Work to complete
Collect each line holding the string "inch".

Material for this exercise
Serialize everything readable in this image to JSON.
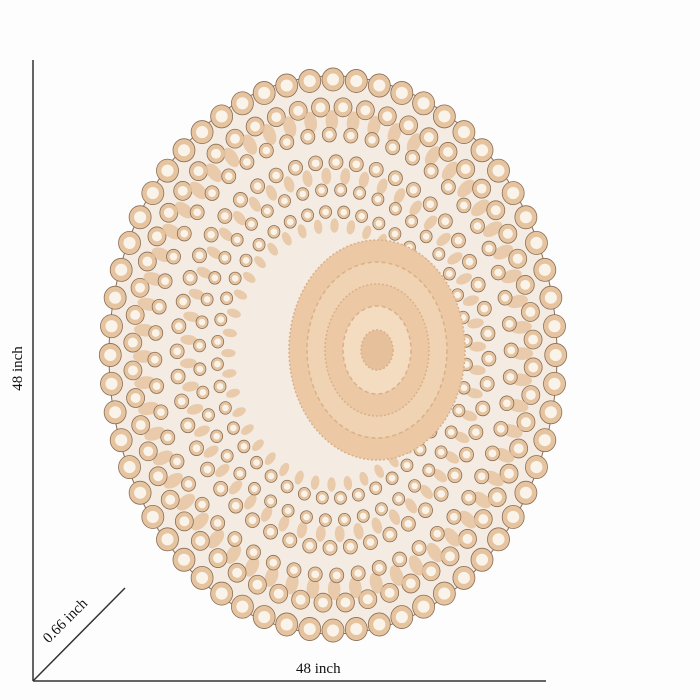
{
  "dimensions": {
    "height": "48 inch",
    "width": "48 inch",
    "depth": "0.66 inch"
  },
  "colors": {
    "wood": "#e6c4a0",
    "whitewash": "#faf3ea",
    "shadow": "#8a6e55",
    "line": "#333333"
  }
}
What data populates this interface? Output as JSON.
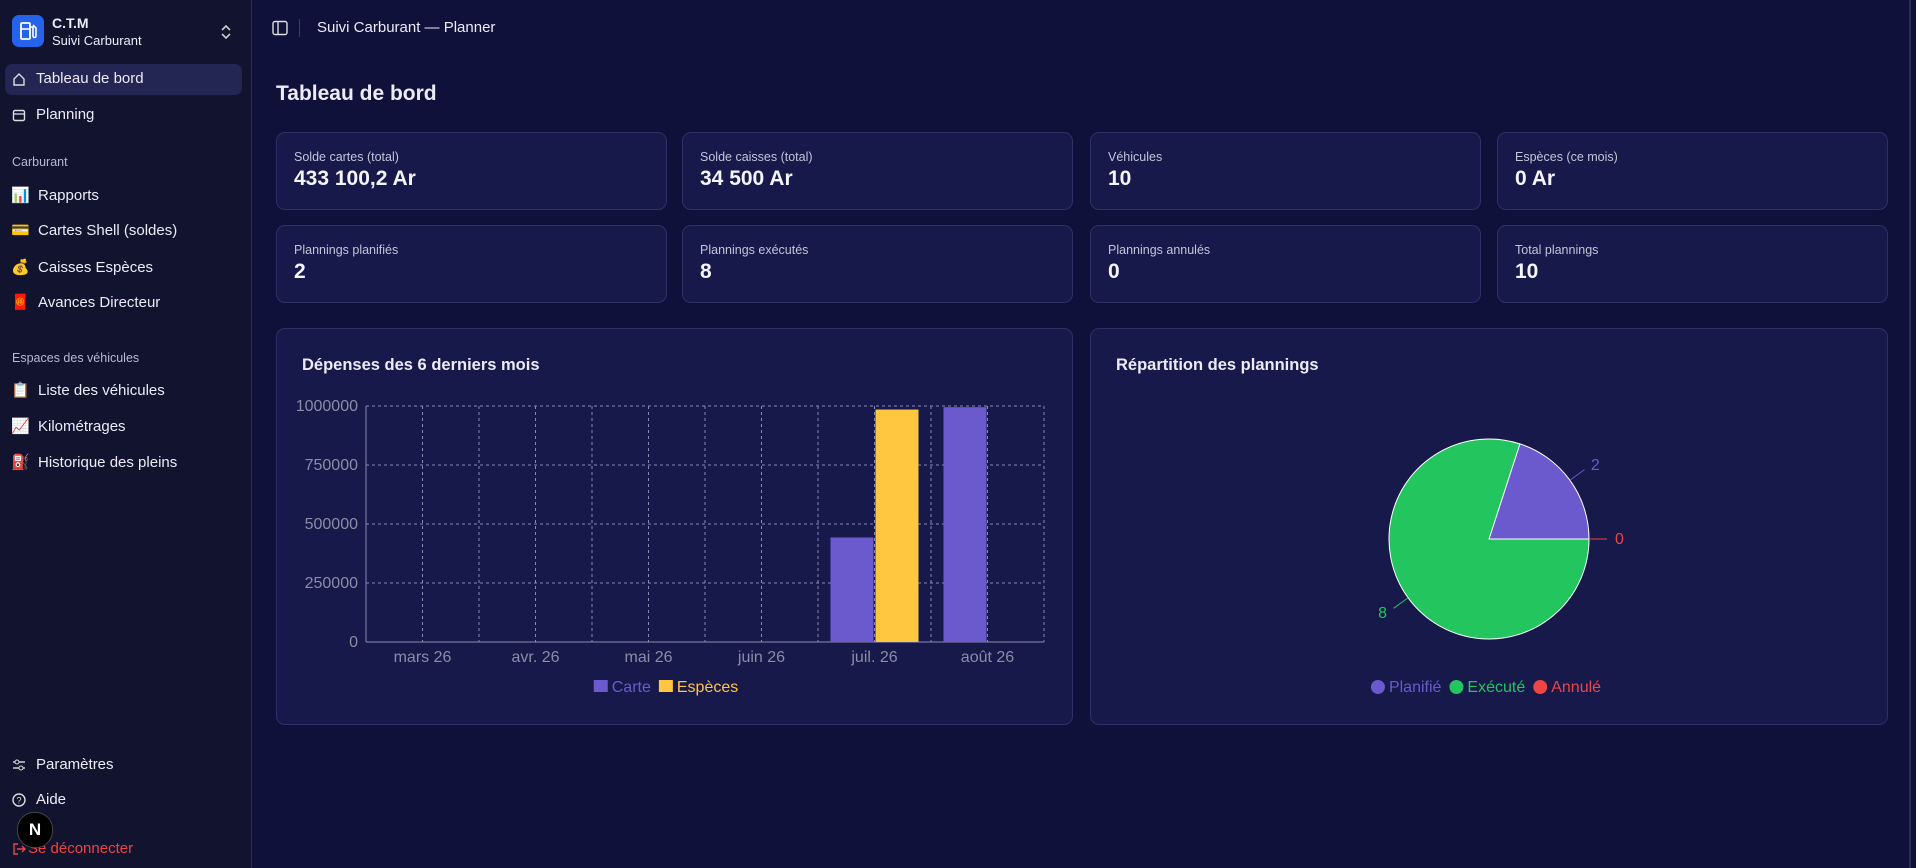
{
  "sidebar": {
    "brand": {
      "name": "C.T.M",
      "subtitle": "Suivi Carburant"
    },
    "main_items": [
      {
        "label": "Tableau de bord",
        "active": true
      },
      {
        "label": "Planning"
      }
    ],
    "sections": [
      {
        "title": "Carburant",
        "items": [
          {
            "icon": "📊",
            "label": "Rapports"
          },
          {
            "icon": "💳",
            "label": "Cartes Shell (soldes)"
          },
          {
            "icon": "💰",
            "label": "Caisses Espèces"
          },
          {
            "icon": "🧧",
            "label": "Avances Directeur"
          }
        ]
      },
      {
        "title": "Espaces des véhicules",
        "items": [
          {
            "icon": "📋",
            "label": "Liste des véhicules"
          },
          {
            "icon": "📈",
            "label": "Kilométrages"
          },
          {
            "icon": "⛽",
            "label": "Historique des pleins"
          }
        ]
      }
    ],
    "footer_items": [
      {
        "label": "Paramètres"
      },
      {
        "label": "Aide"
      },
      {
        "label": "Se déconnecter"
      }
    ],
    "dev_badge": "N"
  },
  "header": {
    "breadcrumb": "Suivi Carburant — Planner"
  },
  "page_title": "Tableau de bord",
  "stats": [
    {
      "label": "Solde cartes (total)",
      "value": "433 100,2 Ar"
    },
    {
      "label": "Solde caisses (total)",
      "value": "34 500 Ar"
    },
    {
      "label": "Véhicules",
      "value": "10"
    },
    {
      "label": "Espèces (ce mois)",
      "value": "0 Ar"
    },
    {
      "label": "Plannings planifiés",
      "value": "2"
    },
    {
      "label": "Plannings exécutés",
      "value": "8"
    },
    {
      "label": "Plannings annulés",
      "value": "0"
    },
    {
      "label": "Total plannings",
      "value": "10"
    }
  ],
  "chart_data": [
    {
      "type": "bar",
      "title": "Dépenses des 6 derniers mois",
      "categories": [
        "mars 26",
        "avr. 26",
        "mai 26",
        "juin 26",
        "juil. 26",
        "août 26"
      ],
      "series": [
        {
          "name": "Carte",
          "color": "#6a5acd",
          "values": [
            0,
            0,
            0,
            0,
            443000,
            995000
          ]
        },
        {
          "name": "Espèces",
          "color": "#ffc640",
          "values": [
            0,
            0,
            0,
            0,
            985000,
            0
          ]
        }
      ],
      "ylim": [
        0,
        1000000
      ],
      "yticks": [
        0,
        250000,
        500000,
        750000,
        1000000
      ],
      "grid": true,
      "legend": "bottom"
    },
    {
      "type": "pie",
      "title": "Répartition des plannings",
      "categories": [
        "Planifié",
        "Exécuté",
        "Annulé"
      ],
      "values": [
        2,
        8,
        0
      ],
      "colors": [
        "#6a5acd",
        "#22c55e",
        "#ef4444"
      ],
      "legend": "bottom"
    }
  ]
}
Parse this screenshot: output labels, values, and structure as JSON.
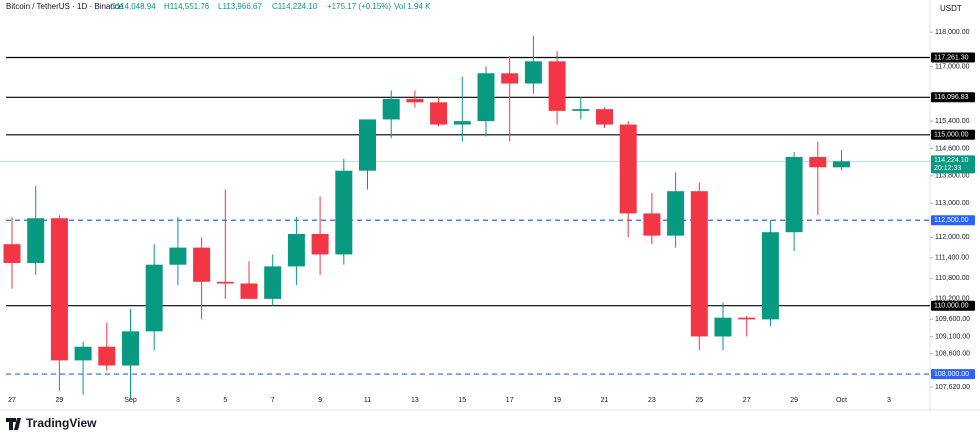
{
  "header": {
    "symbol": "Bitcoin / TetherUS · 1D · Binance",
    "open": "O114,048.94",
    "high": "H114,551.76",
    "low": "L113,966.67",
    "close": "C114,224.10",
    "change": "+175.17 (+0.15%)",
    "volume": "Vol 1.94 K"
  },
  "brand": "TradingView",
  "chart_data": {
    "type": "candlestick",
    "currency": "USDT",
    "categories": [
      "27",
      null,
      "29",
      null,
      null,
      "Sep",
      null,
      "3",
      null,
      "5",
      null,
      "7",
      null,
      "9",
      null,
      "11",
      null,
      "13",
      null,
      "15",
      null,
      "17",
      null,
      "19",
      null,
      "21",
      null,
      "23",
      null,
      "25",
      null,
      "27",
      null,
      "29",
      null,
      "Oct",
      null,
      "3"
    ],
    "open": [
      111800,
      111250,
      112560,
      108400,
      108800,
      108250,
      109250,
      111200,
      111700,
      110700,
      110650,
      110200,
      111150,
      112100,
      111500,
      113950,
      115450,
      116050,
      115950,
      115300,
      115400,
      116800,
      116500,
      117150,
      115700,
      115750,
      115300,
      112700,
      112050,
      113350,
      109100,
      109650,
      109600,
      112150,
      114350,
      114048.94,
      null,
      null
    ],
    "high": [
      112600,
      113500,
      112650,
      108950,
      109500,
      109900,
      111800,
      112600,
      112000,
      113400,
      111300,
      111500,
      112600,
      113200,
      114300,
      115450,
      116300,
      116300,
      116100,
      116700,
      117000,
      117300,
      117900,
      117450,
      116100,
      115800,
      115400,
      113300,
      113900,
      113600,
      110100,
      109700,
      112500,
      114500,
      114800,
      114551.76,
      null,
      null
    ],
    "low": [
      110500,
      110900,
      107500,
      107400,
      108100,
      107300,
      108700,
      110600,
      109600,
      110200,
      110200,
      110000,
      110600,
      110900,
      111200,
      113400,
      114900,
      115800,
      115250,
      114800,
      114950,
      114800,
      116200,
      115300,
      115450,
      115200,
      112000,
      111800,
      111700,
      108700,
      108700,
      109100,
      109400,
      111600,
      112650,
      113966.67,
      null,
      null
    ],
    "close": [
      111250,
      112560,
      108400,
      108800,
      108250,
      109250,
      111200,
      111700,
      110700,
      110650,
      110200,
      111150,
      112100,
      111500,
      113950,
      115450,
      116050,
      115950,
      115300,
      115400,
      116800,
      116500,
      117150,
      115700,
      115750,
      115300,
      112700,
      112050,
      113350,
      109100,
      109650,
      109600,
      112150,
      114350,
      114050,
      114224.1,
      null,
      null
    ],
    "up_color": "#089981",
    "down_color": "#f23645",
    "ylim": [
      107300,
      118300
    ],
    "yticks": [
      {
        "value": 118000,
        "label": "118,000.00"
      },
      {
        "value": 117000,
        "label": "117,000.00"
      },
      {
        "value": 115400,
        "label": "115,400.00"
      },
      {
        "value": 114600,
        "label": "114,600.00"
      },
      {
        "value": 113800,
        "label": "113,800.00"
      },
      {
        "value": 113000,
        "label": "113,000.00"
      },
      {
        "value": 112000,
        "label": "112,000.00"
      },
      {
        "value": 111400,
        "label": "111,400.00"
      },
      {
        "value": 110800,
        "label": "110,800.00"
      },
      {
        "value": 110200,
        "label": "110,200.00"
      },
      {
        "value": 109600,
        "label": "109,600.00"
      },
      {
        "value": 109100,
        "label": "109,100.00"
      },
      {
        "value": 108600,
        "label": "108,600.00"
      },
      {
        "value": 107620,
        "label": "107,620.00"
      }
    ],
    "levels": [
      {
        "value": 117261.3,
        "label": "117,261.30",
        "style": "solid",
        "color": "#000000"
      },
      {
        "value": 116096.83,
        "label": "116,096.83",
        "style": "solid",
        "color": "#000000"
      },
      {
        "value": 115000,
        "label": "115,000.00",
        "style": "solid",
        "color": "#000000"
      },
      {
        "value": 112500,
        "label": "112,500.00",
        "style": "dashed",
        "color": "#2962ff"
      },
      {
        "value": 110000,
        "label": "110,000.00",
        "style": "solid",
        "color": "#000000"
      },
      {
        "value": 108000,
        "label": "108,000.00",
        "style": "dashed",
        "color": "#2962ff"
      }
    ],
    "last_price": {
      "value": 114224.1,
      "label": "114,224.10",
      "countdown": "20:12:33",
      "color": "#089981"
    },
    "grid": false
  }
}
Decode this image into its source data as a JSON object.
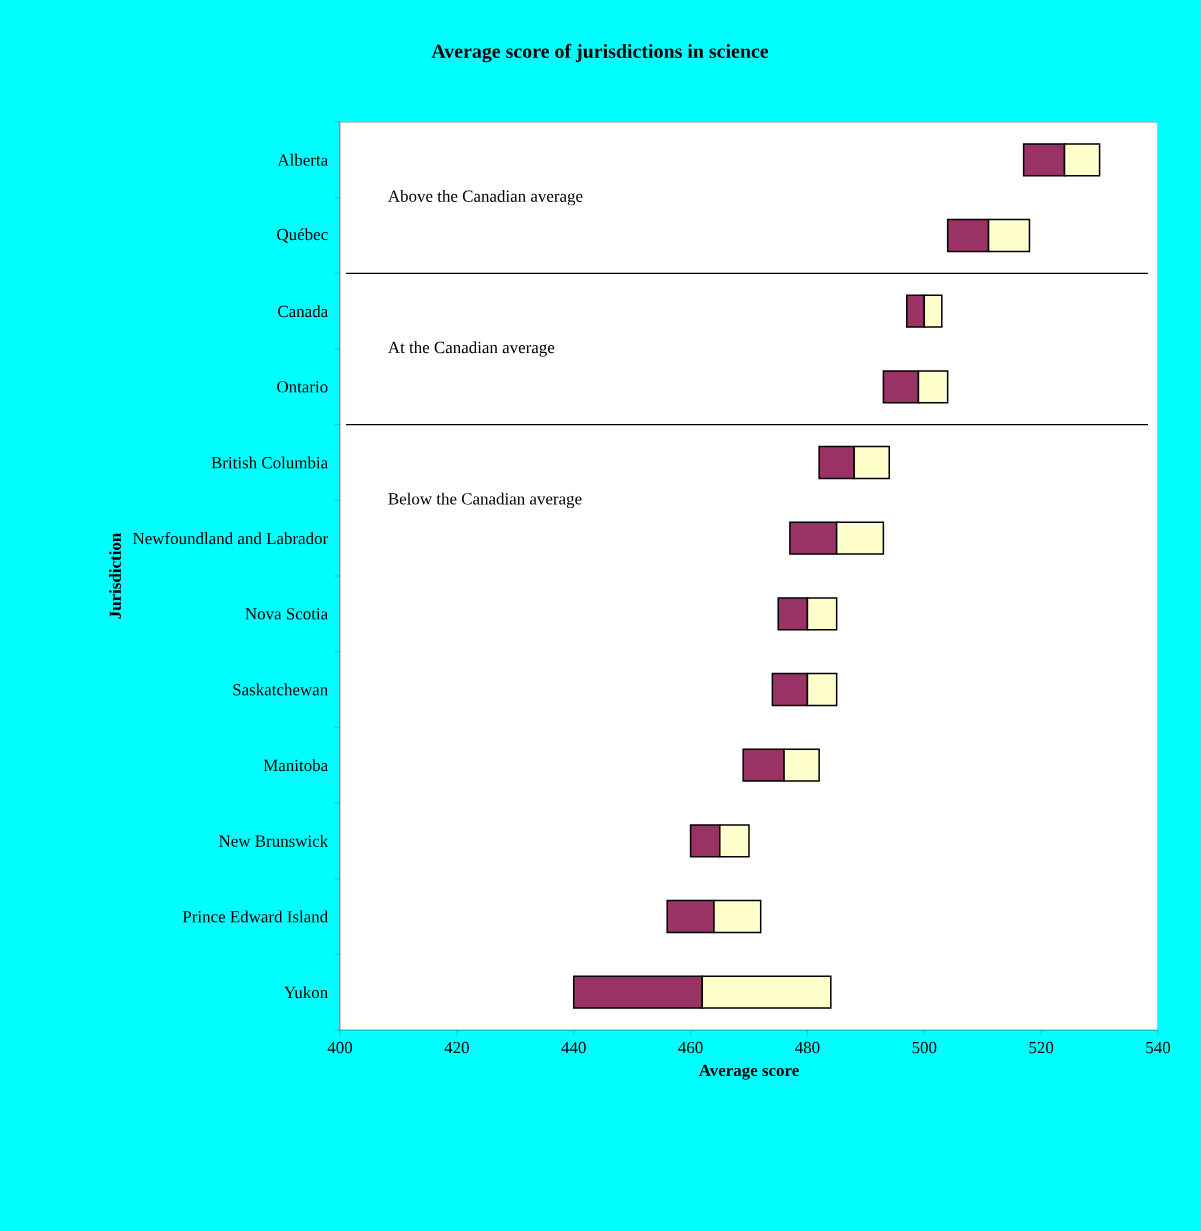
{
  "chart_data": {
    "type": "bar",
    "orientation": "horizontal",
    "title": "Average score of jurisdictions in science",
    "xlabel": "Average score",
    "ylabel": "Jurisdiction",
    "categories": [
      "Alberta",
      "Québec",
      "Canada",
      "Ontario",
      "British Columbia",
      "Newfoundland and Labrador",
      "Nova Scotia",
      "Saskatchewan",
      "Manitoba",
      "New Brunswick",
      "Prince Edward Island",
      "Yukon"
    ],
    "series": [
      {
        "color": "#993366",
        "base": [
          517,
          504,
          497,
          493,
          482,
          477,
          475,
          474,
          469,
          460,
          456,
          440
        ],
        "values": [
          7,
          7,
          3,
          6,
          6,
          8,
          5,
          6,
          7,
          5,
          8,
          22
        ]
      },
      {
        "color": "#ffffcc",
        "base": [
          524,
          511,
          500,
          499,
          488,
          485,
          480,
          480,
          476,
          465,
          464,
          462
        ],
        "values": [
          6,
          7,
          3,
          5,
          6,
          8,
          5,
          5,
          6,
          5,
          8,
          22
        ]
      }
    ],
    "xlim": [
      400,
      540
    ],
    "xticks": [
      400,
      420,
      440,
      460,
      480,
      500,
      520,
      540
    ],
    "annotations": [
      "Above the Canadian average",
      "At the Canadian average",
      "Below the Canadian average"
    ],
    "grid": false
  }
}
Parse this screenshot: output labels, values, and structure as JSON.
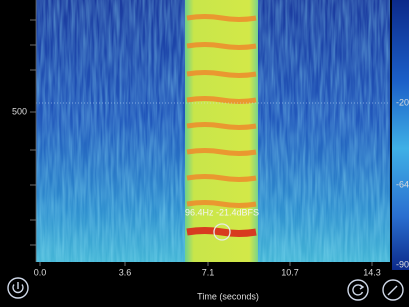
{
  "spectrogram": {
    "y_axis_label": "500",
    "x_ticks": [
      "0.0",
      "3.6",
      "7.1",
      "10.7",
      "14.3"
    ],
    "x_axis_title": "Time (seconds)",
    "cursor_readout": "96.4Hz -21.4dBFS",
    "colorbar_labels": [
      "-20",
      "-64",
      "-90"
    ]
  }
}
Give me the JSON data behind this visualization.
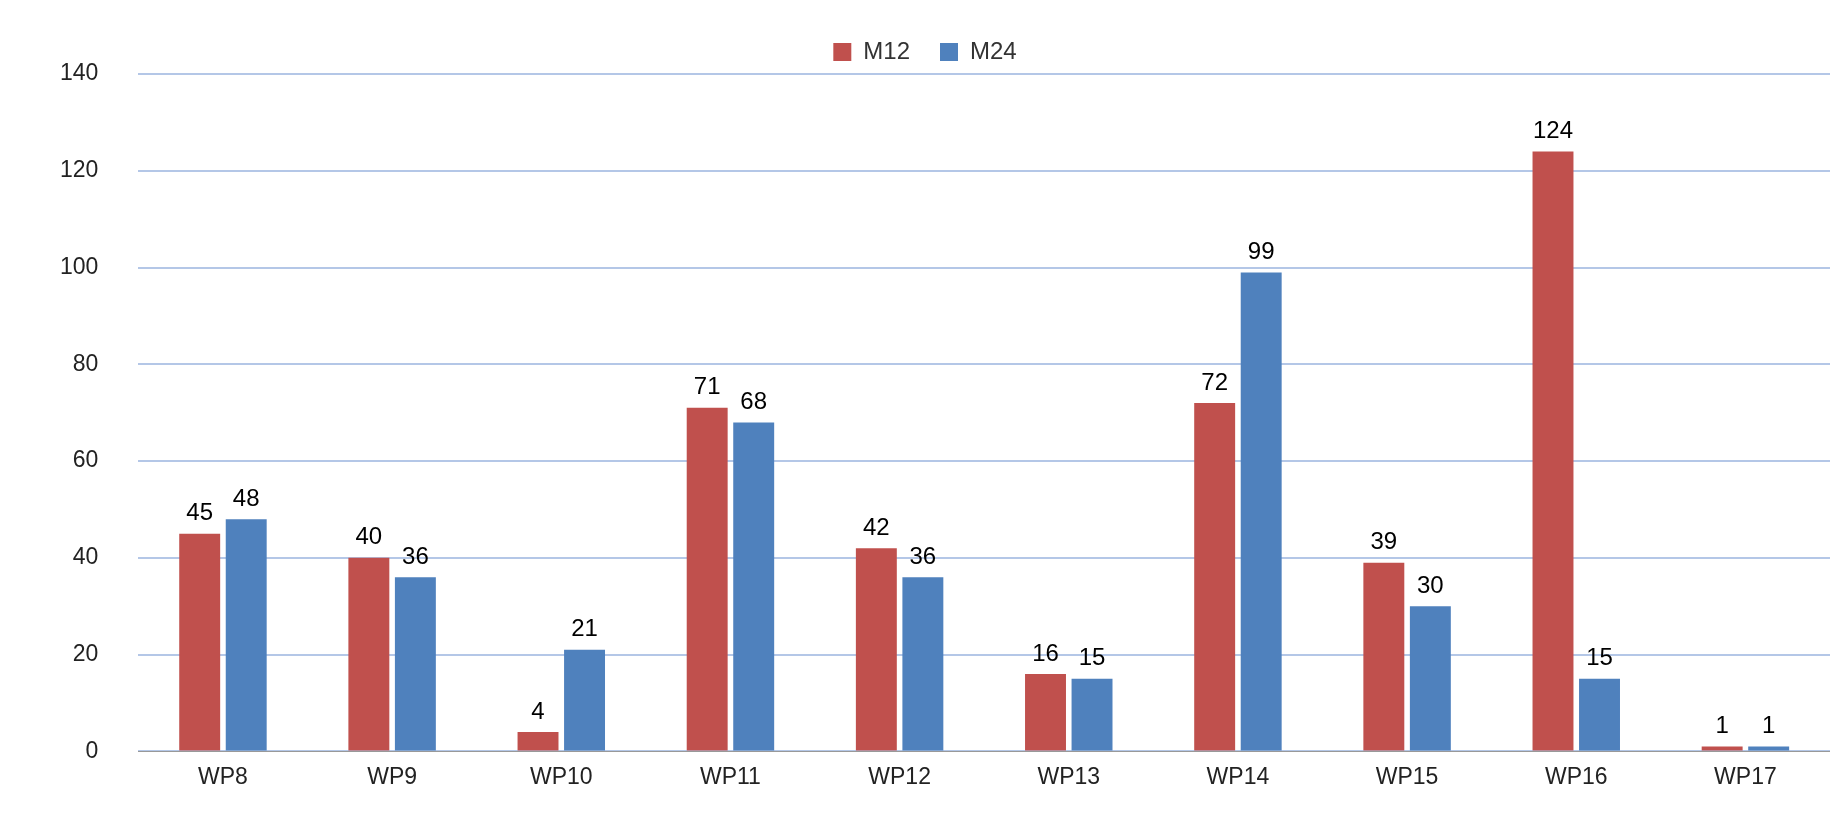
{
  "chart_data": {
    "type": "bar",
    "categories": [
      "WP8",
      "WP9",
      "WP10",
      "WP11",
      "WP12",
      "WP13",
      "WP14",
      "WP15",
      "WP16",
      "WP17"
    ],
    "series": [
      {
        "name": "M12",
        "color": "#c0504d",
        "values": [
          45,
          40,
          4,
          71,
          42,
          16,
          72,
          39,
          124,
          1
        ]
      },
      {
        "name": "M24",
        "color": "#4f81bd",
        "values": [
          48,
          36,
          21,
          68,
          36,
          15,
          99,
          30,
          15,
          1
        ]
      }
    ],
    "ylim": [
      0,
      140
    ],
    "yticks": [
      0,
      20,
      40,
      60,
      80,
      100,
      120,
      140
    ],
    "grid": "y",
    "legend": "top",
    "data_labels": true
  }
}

Exercise response
    "height": "48 inch",
    "width": "48 inch",
    "depth": "0.66 inch"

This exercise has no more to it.